DIRECTIVE: Single out the lines that include the word "differences". Copy them.

SUPPLIED MATERIAL:
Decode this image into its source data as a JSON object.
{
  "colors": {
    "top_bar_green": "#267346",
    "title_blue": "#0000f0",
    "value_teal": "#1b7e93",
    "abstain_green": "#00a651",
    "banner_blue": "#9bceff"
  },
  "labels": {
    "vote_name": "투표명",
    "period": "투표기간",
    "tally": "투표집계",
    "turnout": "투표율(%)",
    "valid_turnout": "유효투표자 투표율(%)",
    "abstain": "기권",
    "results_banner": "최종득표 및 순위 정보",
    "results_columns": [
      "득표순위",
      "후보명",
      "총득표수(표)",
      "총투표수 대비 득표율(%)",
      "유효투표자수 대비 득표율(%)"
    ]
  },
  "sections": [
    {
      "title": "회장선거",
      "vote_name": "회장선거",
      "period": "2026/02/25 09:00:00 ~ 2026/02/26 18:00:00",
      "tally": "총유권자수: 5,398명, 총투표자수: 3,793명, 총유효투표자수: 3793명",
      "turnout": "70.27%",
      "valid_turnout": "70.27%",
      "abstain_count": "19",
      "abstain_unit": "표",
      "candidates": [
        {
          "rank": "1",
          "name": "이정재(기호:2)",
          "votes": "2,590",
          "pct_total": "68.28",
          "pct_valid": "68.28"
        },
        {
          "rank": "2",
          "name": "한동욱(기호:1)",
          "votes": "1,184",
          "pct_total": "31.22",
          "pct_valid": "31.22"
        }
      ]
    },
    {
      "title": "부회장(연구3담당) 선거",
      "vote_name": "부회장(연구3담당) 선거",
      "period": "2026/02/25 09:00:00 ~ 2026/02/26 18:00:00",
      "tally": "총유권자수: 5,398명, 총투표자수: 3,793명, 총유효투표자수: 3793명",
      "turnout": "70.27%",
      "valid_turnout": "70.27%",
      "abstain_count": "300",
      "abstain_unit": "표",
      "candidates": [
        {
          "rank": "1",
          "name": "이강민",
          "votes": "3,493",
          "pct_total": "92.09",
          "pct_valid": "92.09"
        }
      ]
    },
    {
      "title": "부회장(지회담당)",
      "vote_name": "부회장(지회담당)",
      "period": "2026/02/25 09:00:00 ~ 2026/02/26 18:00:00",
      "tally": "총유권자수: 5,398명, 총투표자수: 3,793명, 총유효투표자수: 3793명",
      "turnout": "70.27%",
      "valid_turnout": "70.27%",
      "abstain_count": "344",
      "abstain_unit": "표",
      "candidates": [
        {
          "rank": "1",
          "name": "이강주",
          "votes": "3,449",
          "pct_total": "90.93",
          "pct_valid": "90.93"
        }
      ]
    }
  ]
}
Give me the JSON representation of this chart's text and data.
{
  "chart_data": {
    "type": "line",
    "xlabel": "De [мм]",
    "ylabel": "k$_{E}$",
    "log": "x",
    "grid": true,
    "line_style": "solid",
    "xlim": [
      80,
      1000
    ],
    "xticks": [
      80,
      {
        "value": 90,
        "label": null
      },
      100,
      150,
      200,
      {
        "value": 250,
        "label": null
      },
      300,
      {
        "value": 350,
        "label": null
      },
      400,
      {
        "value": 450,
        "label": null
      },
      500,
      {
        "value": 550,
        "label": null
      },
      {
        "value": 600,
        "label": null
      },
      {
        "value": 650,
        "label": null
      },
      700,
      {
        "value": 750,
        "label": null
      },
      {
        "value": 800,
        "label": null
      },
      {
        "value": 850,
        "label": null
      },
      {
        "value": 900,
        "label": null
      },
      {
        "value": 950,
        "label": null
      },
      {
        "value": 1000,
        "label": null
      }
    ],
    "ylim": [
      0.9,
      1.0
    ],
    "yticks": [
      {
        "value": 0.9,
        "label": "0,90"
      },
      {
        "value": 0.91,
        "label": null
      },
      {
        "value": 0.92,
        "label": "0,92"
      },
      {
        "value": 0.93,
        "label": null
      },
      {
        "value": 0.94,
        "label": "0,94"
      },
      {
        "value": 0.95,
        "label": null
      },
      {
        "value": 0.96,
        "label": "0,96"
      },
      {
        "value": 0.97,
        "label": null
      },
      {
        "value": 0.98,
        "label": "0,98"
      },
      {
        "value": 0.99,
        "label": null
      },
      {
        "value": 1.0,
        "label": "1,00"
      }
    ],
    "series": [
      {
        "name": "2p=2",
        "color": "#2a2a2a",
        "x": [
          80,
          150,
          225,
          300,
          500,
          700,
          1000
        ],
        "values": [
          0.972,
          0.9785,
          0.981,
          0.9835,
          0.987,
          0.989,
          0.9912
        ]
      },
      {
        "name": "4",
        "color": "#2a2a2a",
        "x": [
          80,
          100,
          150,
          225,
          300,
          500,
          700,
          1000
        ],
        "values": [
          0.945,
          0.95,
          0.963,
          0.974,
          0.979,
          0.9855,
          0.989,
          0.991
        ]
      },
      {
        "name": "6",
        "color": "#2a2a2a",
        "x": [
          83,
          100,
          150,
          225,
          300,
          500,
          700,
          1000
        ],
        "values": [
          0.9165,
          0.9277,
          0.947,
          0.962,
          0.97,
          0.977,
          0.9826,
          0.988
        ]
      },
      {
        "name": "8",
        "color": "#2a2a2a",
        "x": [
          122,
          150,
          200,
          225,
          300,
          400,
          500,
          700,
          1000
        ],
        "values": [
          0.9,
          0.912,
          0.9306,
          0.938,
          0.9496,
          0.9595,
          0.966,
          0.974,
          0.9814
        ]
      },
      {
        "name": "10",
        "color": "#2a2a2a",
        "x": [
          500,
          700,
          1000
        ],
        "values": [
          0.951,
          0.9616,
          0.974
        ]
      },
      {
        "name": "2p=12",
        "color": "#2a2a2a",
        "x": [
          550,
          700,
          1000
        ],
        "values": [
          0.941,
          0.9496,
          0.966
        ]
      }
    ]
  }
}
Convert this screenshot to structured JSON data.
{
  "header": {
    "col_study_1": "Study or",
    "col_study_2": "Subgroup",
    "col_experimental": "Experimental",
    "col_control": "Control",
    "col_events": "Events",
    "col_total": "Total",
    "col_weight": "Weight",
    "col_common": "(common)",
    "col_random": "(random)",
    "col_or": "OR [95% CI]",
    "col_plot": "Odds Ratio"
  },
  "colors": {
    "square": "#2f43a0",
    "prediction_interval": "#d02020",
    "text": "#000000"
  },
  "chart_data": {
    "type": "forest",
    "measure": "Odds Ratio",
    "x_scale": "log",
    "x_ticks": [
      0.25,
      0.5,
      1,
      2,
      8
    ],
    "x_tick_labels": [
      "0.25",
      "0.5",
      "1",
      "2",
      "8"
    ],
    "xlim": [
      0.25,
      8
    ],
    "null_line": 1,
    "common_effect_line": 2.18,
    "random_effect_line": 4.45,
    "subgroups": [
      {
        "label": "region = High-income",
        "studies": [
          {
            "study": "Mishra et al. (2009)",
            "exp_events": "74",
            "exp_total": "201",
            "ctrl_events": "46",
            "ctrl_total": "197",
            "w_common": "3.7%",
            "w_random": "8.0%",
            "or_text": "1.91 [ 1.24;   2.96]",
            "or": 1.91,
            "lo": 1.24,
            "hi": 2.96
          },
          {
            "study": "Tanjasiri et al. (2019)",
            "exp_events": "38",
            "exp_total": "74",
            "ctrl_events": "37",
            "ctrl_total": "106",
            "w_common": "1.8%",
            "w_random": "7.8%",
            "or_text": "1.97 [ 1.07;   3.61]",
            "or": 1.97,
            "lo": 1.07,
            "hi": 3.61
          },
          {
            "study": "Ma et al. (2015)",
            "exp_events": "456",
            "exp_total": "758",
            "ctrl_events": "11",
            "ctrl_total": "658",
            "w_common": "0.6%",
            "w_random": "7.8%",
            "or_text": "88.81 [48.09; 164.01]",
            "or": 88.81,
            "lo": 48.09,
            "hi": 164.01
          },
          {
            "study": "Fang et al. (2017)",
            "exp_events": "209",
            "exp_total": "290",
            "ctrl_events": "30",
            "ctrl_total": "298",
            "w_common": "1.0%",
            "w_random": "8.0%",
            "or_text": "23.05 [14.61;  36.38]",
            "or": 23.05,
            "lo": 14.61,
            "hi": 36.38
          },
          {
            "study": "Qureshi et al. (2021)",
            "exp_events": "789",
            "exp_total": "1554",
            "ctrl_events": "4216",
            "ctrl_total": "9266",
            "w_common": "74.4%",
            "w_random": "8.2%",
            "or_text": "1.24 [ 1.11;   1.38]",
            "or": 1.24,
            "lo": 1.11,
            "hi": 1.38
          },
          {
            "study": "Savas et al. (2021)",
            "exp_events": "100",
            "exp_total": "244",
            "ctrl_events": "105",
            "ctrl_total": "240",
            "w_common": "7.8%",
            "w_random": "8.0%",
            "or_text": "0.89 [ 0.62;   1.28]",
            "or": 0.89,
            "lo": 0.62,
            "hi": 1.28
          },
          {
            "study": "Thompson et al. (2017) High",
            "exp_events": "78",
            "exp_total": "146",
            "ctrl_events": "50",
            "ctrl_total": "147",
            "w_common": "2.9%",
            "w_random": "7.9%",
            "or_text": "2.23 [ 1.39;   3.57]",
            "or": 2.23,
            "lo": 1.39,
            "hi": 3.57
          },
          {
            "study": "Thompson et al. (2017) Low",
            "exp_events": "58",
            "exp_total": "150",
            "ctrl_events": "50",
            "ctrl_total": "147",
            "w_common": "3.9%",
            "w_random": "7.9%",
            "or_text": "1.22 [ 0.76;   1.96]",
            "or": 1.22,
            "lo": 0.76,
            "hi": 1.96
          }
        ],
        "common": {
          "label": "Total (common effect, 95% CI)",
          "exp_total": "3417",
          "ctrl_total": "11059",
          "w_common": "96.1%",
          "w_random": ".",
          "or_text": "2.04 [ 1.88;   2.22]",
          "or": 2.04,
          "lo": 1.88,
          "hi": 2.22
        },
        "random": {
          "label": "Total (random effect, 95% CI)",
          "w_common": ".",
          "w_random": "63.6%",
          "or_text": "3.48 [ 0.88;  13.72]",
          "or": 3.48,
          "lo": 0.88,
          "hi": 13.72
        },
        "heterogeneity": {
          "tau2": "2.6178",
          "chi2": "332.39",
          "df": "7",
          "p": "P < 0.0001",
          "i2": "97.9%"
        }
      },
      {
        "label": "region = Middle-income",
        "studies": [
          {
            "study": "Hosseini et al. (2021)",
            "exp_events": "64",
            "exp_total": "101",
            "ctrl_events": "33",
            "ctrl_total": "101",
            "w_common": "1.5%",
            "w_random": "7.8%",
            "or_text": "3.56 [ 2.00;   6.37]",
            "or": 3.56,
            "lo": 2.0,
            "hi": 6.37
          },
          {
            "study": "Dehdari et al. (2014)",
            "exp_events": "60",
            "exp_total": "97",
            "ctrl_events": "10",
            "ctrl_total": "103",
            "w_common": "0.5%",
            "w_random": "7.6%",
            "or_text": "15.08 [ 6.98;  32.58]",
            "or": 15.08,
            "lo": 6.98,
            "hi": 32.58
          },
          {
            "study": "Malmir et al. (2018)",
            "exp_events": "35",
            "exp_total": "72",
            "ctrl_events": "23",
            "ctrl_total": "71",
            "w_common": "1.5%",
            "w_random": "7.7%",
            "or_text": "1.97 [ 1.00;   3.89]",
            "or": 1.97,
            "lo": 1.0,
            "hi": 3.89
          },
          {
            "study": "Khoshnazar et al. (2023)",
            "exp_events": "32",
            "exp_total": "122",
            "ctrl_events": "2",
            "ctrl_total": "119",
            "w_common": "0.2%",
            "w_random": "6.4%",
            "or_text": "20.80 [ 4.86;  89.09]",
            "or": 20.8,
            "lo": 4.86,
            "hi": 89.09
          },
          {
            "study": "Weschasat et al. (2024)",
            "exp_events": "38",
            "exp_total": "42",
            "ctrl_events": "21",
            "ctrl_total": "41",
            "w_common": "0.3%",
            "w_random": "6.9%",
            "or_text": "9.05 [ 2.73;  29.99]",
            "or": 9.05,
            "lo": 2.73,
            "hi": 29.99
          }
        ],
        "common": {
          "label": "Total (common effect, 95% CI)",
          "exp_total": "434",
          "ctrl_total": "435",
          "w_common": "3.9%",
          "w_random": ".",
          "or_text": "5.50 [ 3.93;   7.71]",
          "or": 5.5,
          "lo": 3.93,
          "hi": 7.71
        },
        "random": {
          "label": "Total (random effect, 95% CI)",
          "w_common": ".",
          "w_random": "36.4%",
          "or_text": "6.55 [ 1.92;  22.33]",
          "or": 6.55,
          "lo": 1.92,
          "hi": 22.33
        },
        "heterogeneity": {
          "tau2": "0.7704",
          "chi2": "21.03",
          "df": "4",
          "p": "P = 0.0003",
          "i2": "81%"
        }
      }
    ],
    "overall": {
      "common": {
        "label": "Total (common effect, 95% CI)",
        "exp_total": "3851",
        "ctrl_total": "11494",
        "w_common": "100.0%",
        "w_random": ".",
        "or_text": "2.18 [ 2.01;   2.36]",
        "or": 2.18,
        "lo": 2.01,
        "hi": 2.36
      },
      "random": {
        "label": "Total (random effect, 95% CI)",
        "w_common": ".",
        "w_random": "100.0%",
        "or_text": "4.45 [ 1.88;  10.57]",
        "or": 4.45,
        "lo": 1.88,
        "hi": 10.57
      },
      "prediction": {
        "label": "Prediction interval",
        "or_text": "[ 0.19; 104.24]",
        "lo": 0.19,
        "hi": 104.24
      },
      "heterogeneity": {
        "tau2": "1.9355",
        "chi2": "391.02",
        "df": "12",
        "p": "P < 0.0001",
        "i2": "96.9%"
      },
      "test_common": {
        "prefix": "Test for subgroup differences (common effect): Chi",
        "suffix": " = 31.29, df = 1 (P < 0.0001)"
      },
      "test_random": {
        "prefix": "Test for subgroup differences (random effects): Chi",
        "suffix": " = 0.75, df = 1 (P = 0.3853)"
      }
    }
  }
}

EXERCISE ANSWER:
        "prefix": "Test for subgroup differences (common effect): Chi",
        "prefix": "Test for subgroup differences (random effects): Chi",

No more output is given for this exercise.